[Rows from a dataset]
═══

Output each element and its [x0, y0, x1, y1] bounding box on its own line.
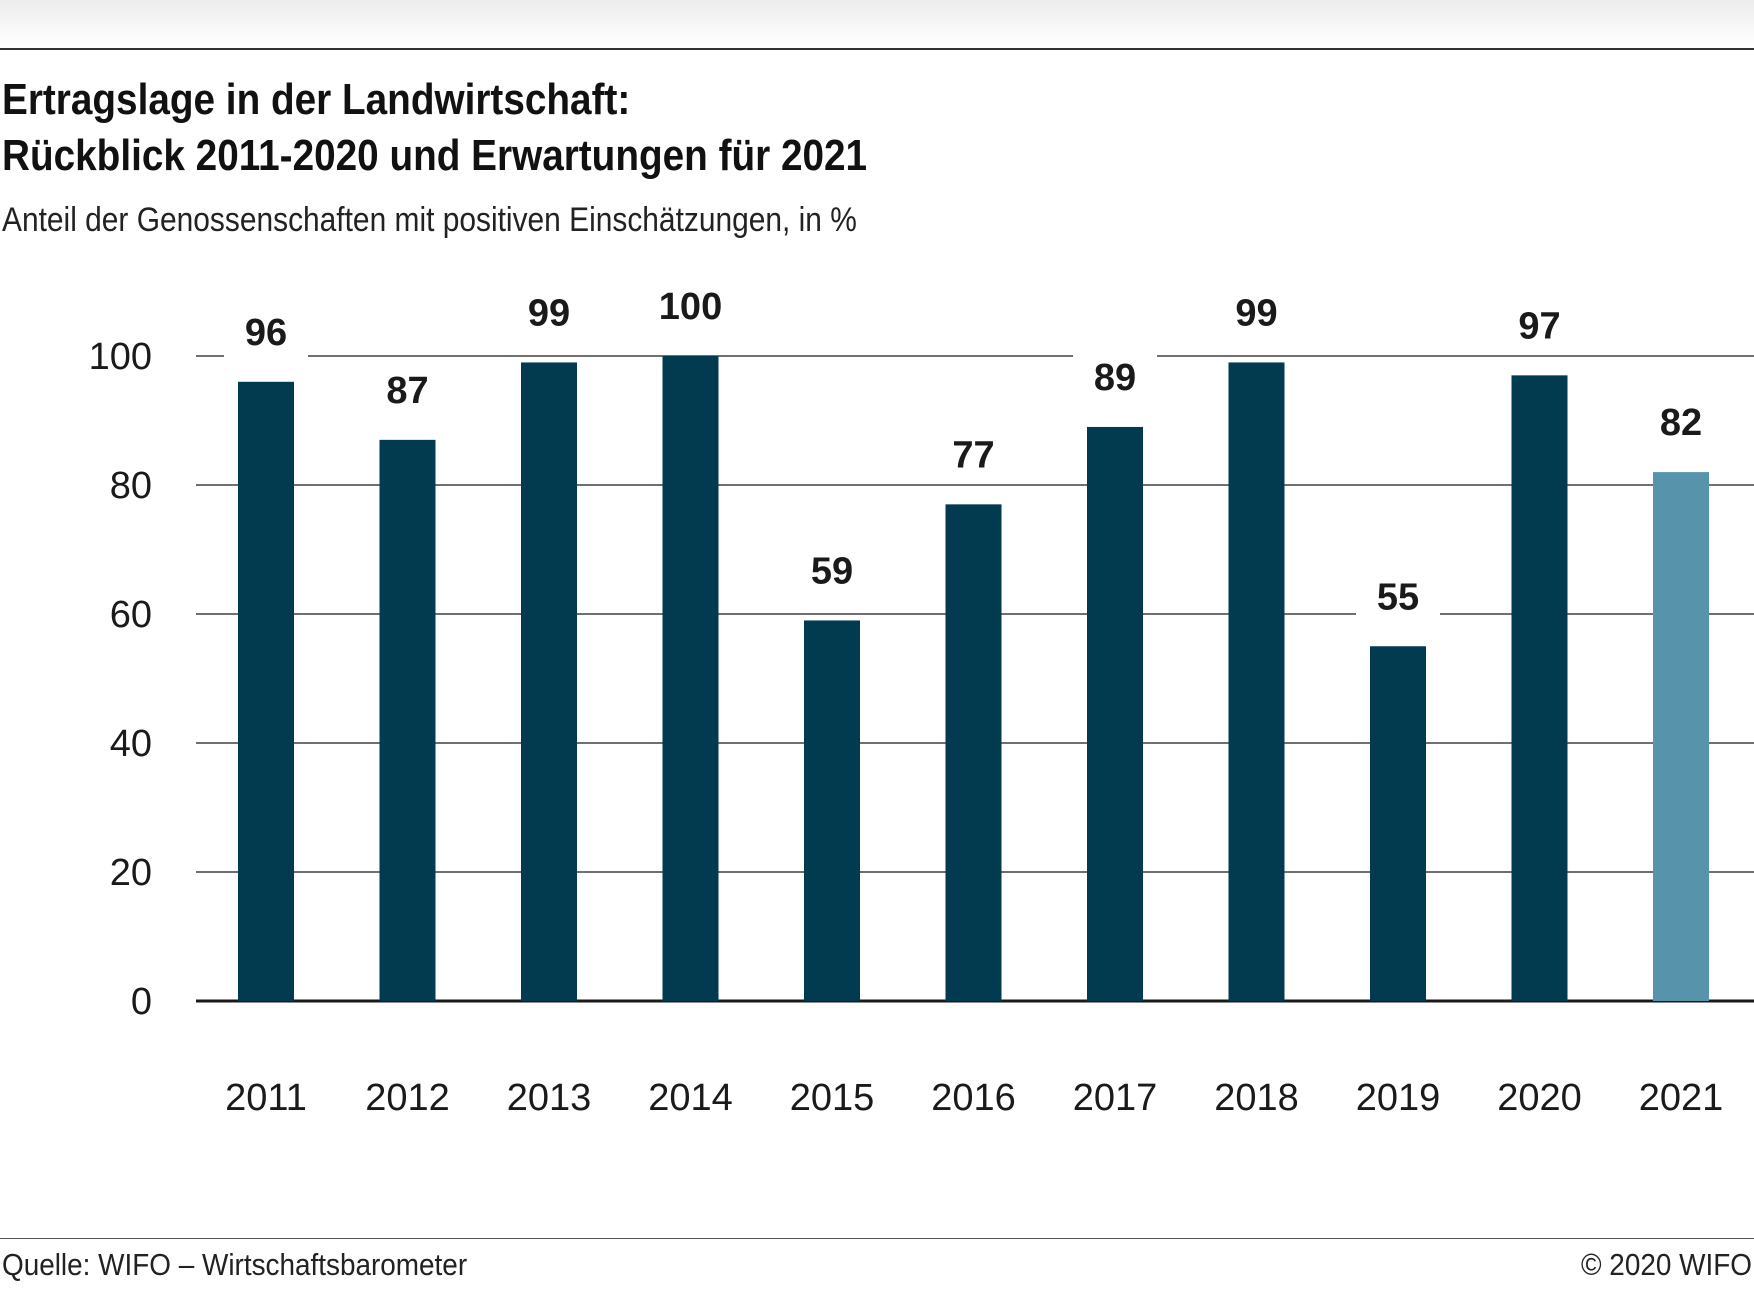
x-tick-label-2014: 2014 [648, 1077, 733, 1119]
bar-2020 [1511, 375, 1568, 1002]
bar-2018 [1228, 362, 1285, 1001]
top-rule [0, 48, 1754, 50]
x-tick-label-2015: 2015 [790, 1077, 875, 1119]
bar-2019 [1370, 646, 1426, 1001]
data-label-2020: 97 [1518, 305, 1560, 347]
y-tick-label: 0 [131, 981, 152, 1023]
x-tick-label-2012: 2012 [365, 1077, 450, 1119]
y-tick-label: 40 [110, 723, 152, 765]
bar-2015 [804, 620, 860, 1001]
x-axis-ticks: 2011 2012 2013 2014 2015 2016 2017 2018 2019 2020… [225, 1077, 1723, 1119]
x-tick-label-2019: 2019 [1356, 1077, 1441, 1119]
data-label-backing [224, 302, 308, 359]
x-tick-label-2018: 2018 [1214, 1077, 1299, 1119]
bar-2014 [662, 356, 719, 1001]
data-label-backing [637, 277, 744, 333]
x-tick-label-2017: 2017 [1073, 1077, 1158, 1119]
data-label-2013: 99 [528, 292, 570, 334]
x-tick-label-2016: 2016 [931, 1077, 1016, 1119]
y-tick-label: 100 [89, 336, 152, 378]
y-tick-label: 80 [110, 465, 152, 507]
bar-2021 [1653, 472, 1709, 1002]
bar-2017 [1087, 426, 1143, 1001]
chart-title-line1: Ertragslage in der Landwirtschaft: [2, 75, 631, 124]
source-note: Quelle: WIFO – Wirtschaftsbarometer [2, 1247, 468, 1282]
bar-2016 [945, 504, 1002, 1001]
data-label-backing [1639, 393, 1723, 450]
data-label-2014: 100 [659, 286, 722, 328]
y-tick-label: 20 [110, 852, 152, 894]
data-label-2018: 99 [1235, 292, 1277, 334]
bottom-rule [0, 1238, 1754, 1239]
data-label-backing [1073, 347, 1157, 404]
data-label-backing [1356, 567, 1440, 624]
x-tick-label-2013: 2013 [507, 1077, 592, 1119]
data-label-backing [931, 425, 1016, 482]
data-label-2011: 96 [245, 312, 287, 354]
chart-title-line2: Rückblick 2011-2020 und Erwartungen für … [2, 131, 868, 180]
data-label-backing [790, 541, 874, 598]
data-label-backing [507, 283, 591, 340]
top-shade [0, 0, 1754, 46]
bar-2012 [379, 439, 436, 1002]
data-label-backing [1497, 296, 1582, 353]
bar-chart: 96 87 99 100 59 77 89 99 55 97 82 0 20 40 60 80 100 201… [88, 277, 1754, 1119]
data-label-backing [365, 360, 450, 417]
bars [238, 356, 1709, 1002]
data-label-2017: 89 [1094, 357, 1136, 399]
y-axis-ticks: 0 20 40 60 80 100 [89, 336, 152, 1023]
data-label-backing [1214, 283, 1299, 340]
x-tick-label-2021: 2021 [1639, 1077, 1724, 1119]
data-labels: 96 87 99 100 59 77 89 99 55 97 82 [224, 277, 1723, 624]
data-label-2015: 59 [811, 550, 853, 592]
data-label-2019: 55 [1377, 576, 1419, 618]
bar-2013 [521, 362, 577, 1001]
copyright-note: © 2020 WIFO [1581, 1247, 1752, 1282]
y-tick-label: 60 [110, 594, 152, 636]
data-label-2012: 87 [386, 370, 428, 412]
chart-title: Ertragslage in der Landwirtschaft: Rückb… [2, 72, 867, 184]
data-label-2021: 82 [1660, 402, 1702, 444]
x-tick-label-2011: 2011 [225, 1077, 307, 1119]
data-label-2016: 77 [952, 434, 994, 476]
x-tick-label-2020: 2020 [1497, 1077, 1582, 1119]
chart-subtitle: Anteil der Genossenschaften mit positive… [2, 201, 857, 239]
bar-2011 [238, 381, 294, 1001]
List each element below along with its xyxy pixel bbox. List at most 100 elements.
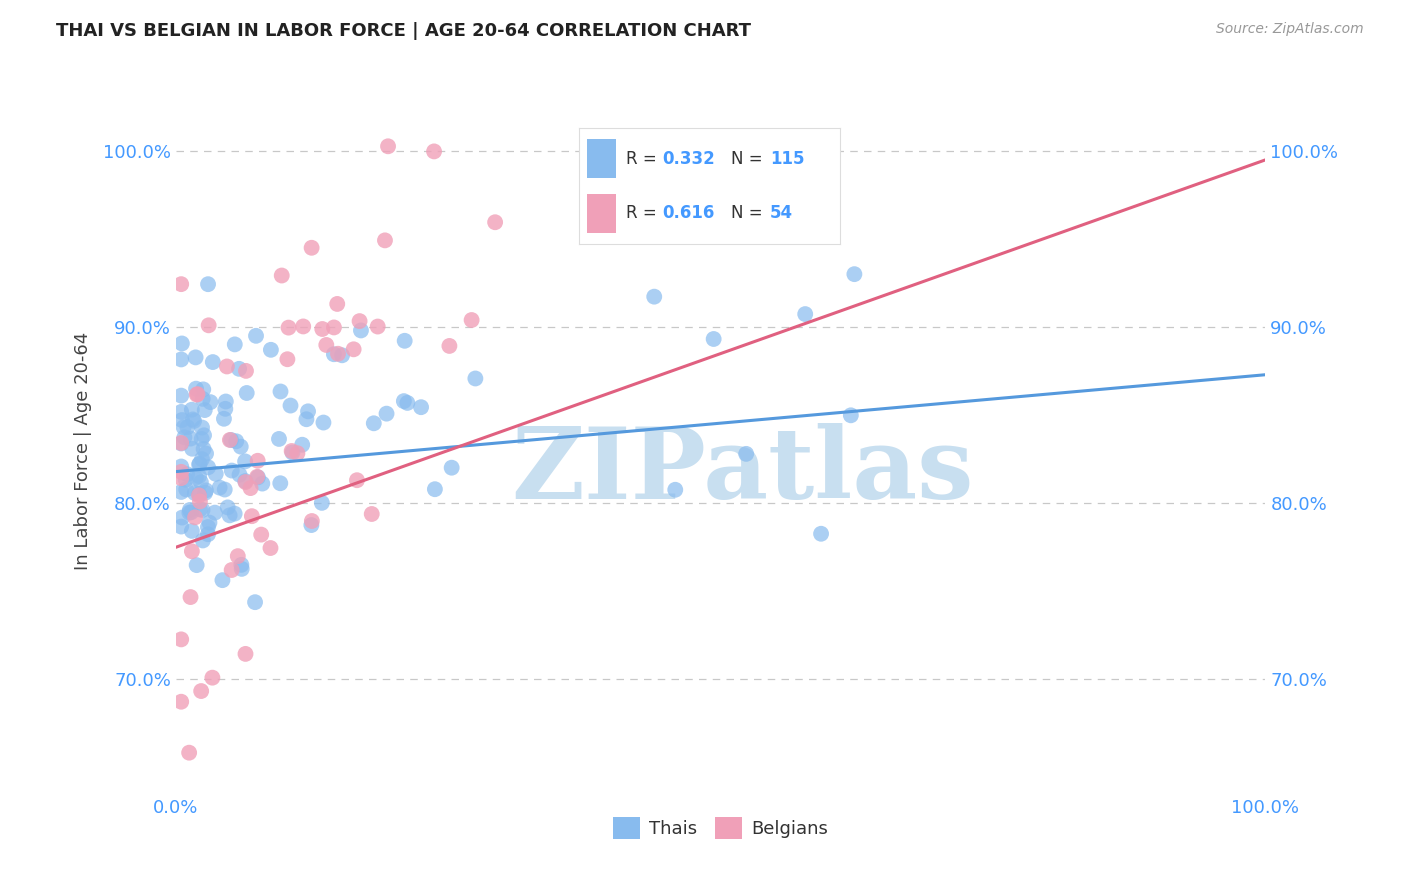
Point	[235, 475, 257, 489]
Point	[291, 438, 314, 452]
Point	[191, 452, 214, 467]
Point	[176, 467, 198, 482]
Point	[184, 382, 207, 396]
Point	[270, 268, 292, 283]
Point	[186, 558, 208, 573]
Point	[269, 476, 291, 491]
Point	[188, 502, 211, 516]
Point	[170, 405, 193, 419]
Point	[225, 434, 247, 449]
Point	[224, 337, 246, 351]
Point	[235, 386, 257, 401]
Point	[423, 482, 446, 496]
Point	[735, 447, 758, 461]
Point	[194, 403, 217, 417]
Point	[409, 400, 432, 414]
Point	[224, 507, 246, 521]
Point	[212, 411, 235, 425]
Point	[174, 483, 197, 497]
Text: ZIPatlas: ZIPatlas	[512, 423, 973, 519]
Point	[323, 320, 346, 334]
Point	[188, 488, 211, 502]
Point	[229, 440, 252, 454]
Point	[299, 518, 322, 533]
Point	[246, 470, 269, 484]
Point	[170, 352, 193, 367]
Point	[643, 290, 665, 304]
Point	[246, 454, 269, 468]
Point	[297, 404, 319, 418]
Point	[259, 541, 281, 555]
Point	[367, 319, 389, 334]
Point	[664, 483, 686, 497]
Point	[343, 343, 366, 357]
Point	[172, 510, 194, 524]
Point	[292, 319, 315, 334]
Point	[180, 590, 202, 604]
Point	[193, 383, 215, 397]
Point	[221, 464, 243, 478]
Point	[280, 399, 302, 413]
Point	[221, 563, 243, 577]
Point	[181, 442, 204, 456]
Point	[191, 420, 214, 434]
Point	[246, 470, 269, 484]
Point	[267, 432, 290, 446]
Point	[191, 392, 214, 406]
Point	[363, 417, 385, 431]
Point	[170, 413, 193, 427]
Point	[250, 527, 273, 541]
Point	[173, 420, 195, 434]
Point	[170, 465, 193, 479]
Point	[260, 343, 283, 357]
Point	[311, 496, 333, 510]
Point	[228, 361, 250, 376]
Point	[396, 396, 419, 410]
Point	[204, 467, 226, 481]
Point	[170, 519, 193, 533]
Point	[190, 475, 212, 490]
Point	[322, 347, 344, 361]
Point	[188, 469, 211, 483]
Point	[349, 314, 371, 328]
Point	[839, 409, 862, 423]
Point	[423, 145, 446, 159]
Point	[218, 508, 240, 523]
Point	[188, 487, 211, 501]
Point	[201, 671, 224, 685]
Point	[197, 460, 219, 475]
Y-axis label: In Labor Force | Age 20-64: In Labor Force | Age 20-64	[73, 331, 91, 570]
Point	[233, 474, 256, 488]
Point	[464, 371, 486, 385]
Point	[270, 384, 292, 399]
Point	[190, 684, 212, 698]
Point	[239, 481, 262, 495]
Point	[170, 277, 193, 292]
Point	[187, 387, 209, 401]
Point	[215, 394, 238, 409]
Point	[392, 394, 415, 409]
Point	[179, 506, 201, 520]
Point	[180, 524, 202, 538]
Point	[281, 445, 304, 459]
Point	[217, 500, 239, 515]
Point	[204, 506, 226, 520]
Point	[844, 267, 866, 281]
Point	[375, 407, 398, 421]
Point	[394, 334, 416, 348]
Point	[201, 355, 224, 369]
Point	[188, 494, 211, 508]
Point	[245, 328, 267, 343]
Point	[240, 509, 263, 524]
Point	[252, 476, 274, 491]
Point	[194, 485, 217, 500]
Point	[226, 549, 249, 563]
Point	[188, 458, 211, 472]
Point	[312, 416, 335, 430]
Point	[377, 139, 399, 153]
Point	[235, 364, 257, 378]
Point	[184, 510, 207, 524]
Point	[190, 432, 212, 446]
Point	[179, 503, 201, 517]
Point	[231, 558, 253, 572]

═══

- **The task**
Copy out every line of the items above without altering anything, but leave the pictures out.

- **Output for this task**
Output each element and its [x0, y0, x1, y1] bounding box on its own line.
x-tick-label-2014: 2014 [648, 1077, 733, 1119]
bar-2020 [1511, 375, 1568, 1002]
bar-2018 [1228, 362, 1285, 1001]
top-rule [0, 48, 1754, 50]
x-tick-label-2015: 2015 [790, 1077, 875, 1119]
bar-2019 [1370, 646, 1426, 1001]
data-label-2020: 97 [1518, 305, 1560, 347]
y-tick-label: 0 [131, 981, 152, 1023]
x-tick-label-2012: 2012 [365, 1077, 450, 1119]
y-tick-label: 40 [110, 723, 152, 765]
bar-2015 [804, 620, 860, 1001]
x-axis-ticks: 2011 2012 2013 2014 2015 2016 2017 2018 2019 2020… [225, 1077, 1723, 1119]
x-tick-label-2019: 2019 [1356, 1077, 1441, 1119]
data-label-backing [224, 302, 308, 359]
x-tick-label-2018: 2018 [1214, 1077, 1299, 1119]
bar-2014 [662, 356, 719, 1001]
data-label-backing [637, 277, 744, 333]
x-tick-label-2017: 2017 [1073, 1077, 1158, 1119]
data-label-2013: 99 [528, 292, 570, 334]
x-tick-label-2016: 2016 [931, 1077, 1016, 1119]
y-tick-label: 100 [89, 336, 152, 378]
y-tick-label: 80 [110, 465, 152, 507]
bar-2021 [1653, 472, 1709, 1002]
bar-2017 [1087, 426, 1143, 1001]
chart-title-line1: Ertragslage in der Landwirtschaft: [2, 75, 631, 124]
source-note: Quelle: WIFO – Wirtschaftsbarometer [2, 1247, 468, 1282]
bar-2016 [945, 504, 1002, 1001]
data-label-backing [1639, 393, 1723, 450]
data-label-2014: 100 [659, 286, 722, 328]
y-tick-label: 20 [110, 852, 152, 894]
data-label-2018: 99 [1235, 292, 1277, 334]
bottom-rule [0, 1238, 1754, 1239]
data-label-backing [1073, 347, 1157, 404]
data-label-backing [1356, 567, 1440, 624]
x-tick-label-2013: 2013 [507, 1077, 592, 1119]
data-label-backing [931, 425, 1016, 482]
data-label-2011: 96 [245, 312, 287, 354]
chart-title-line2: Rückblick 2011-2020 und Erwartungen für … [2, 131, 868, 180]
data-label-backing [790, 541, 874, 598]
data-label-backing [507, 283, 591, 340]
top-shade [0, 0, 1754, 46]
bar-2012 [379, 439, 436, 1002]
data-label-backing [1497, 296, 1582, 353]
bar-chart: 96 87 99 100 59 77 89 99 55 97 82 0 20 40 60 80 100 201… [88, 277, 1754, 1119]
data-label-backing [365, 360, 450, 417]
bars [238, 356, 1709, 1002]
data-label-2017: 89 [1094, 357, 1136, 399]
y-axis-ticks: 0 20 40 60 80 100 [89, 336, 152, 1023]
data-label-backing [1214, 283, 1299, 340]
x-tick-label-2021: 2021 [1639, 1077, 1724, 1119]
data-labels: 96 87 99 100 59 77 89 99 55 97 82 [224, 277, 1723, 624]
data-label-2015: 59 [811, 550, 853, 592]
data-label-2019: 55 [1377, 576, 1419, 618]
bar-2013 [521, 362, 577, 1001]
copyright-note: © 2020 WIFO [1581, 1247, 1752, 1282]
y-tick-label: 60 [110, 594, 152, 636]
data-label-2012: 87 [386, 370, 428, 412]
chart-title: Ertragslage in der Landwirtschaft: Rückb… [2, 72, 867, 184]
data-label-2021: 82 [1660, 402, 1702, 444]
x-tick-label-2011: 2011 [225, 1077, 307, 1119]
data-label-2016: 77 [952, 434, 994, 476]
x-tick-label-2020: 2020 [1497, 1077, 1582, 1119]
chart-subtitle: Anteil der Genossenschaften mit positive… [2, 201, 857, 239]
bar-2011 [238, 381, 294, 1001]
List each element below along with its xyxy pixel bbox. List at most 100 elements.
Point	[235, 475, 257, 489]
Point	[291, 438, 314, 452]
Point	[191, 452, 214, 467]
Point	[176, 467, 198, 482]
Point	[184, 382, 207, 396]
Point	[270, 268, 292, 283]
Point	[186, 558, 208, 573]
Point	[269, 476, 291, 491]
Point	[188, 502, 211, 516]
Point	[170, 405, 193, 419]
Point	[225, 434, 247, 449]
Point	[224, 337, 246, 351]
Point	[235, 386, 257, 401]
Point	[423, 482, 446, 496]
Point	[735, 447, 758, 461]
Point	[194, 403, 217, 417]
Point	[409, 400, 432, 414]
Point	[224, 507, 246, 521]
Point	[212, 411, 235, 425]
Point	[174, 483, 197, 497]
Text: ZIPatlas: ZIPatlas	[512, 423, 973, 519]
Point	[323, 320, 346, 334]
Point	[188, 488, 211, 502]
Point	[229, 440, 252, 454]
Point	[299, 518, 322, 533]
Point	[246, 470, 269, 484]
Point	[170, 352, 193, 367]
Point	[643, 290, 665, 304]
Point	[246, 454, 269, 468]
Point	[297, 404, 319, 418]
Point	[259, 541, 281, 555]
Point	[367, 319, 389, 334]
Point	[664, 483, 686, 497]
Point	[343, 343, 366, 357]
Point	[172, 510, 194, 524]
Point	[292, 319, 315, 334]
Point	[180, 590, 202, 604]
Point	[193, 383, 215, 397]
Point	[221, 464, 243, 478]
Point	[280, 399, 302, 413]
Point	[221, 563, 243, 577]
Point	[181, 442, 204, 456]
Point	[191, 420, 214, 434]
Point	[246, 470, 269, 484]
Point	[267, 432, 290, 446]
Point	[191, 392, 214, 406]
Point	[363, 417, 385, 431]
Point	[170, 413, 193, 427]
Point	[250, 527, 273, 541]
Point	[173, 420, 195, 434]
Point	[170, 465, 193, 479]
Point	[260, 343, 283, 357]
Point	[311, 496, 333, 510]
Point	[228, 361, 250, 376]
Point	[396, 396, 419, 410]
Point	[204, 467, 226, 481]
Point	[170, 519, 193, 533]
Point	[190, 475, 212, 490]
Point	[322, 347, 344, 361]
Point	[188, 469, 211, 483]
Point	[349, 314, 371, 328]
Point	[839, 409, 862, 423]
Point	[423, 145, 446, 159]
Point	[218, 508, 240, 523]
Point	[188, 487, 211, 501]
Point	[201, 671, 224, 685]
Point	[197, 460, 219, 475]
Y-axis label: In Labor Force | Age 20-64: In Labor Force | Age 20-64	[73, 331, 91, 570]
Point	[233, 474, 256, 488]
Point	[464, 371, 486, 385]
Point	[270, 384, 292, 399]
Point	[190, 684, 212, 698]
Point	[239, 481, 262, 495]
Point	[170, 277, 193, 292]
Point	[187, 387, 209, 401]
Point	[215, 394, 238, 409]
Point	[392, 394, 415, 409]
Point	[179, 506, 201, 520]
Point	[180, 524, 202, 538]
Point	[281, 445, 304, 459]
Point	[217, 500, 239, 515]
Point	[204, 506, 226, 520]
Point	[844, 267, 866, 281]
Point	[375, 407, 398, 421]
Point	[394, 334, 416, 348]
Point	[201, 355, 224, 369]
Point	[188, 494, 211, 508]
Point	[245, 328, 267, 343]
Point	[240, 509, 263, 524]
Point	[252, 476, 274, 491]
Point	[194, 485, 217, 500]
Point	[226, 549, 249, 563]
Point	[188, 458, 211, 472]
Point	[312, 416, 335, 430]
Point	[377, 139, 399, 153]
Point	[235, 364, 257, 378]
Point	[184, 510, 207, 524]
Point	[190, 432, 212, 446]
Point	[179, 503, 201, 517]
Point	[231, 558, 253, 572]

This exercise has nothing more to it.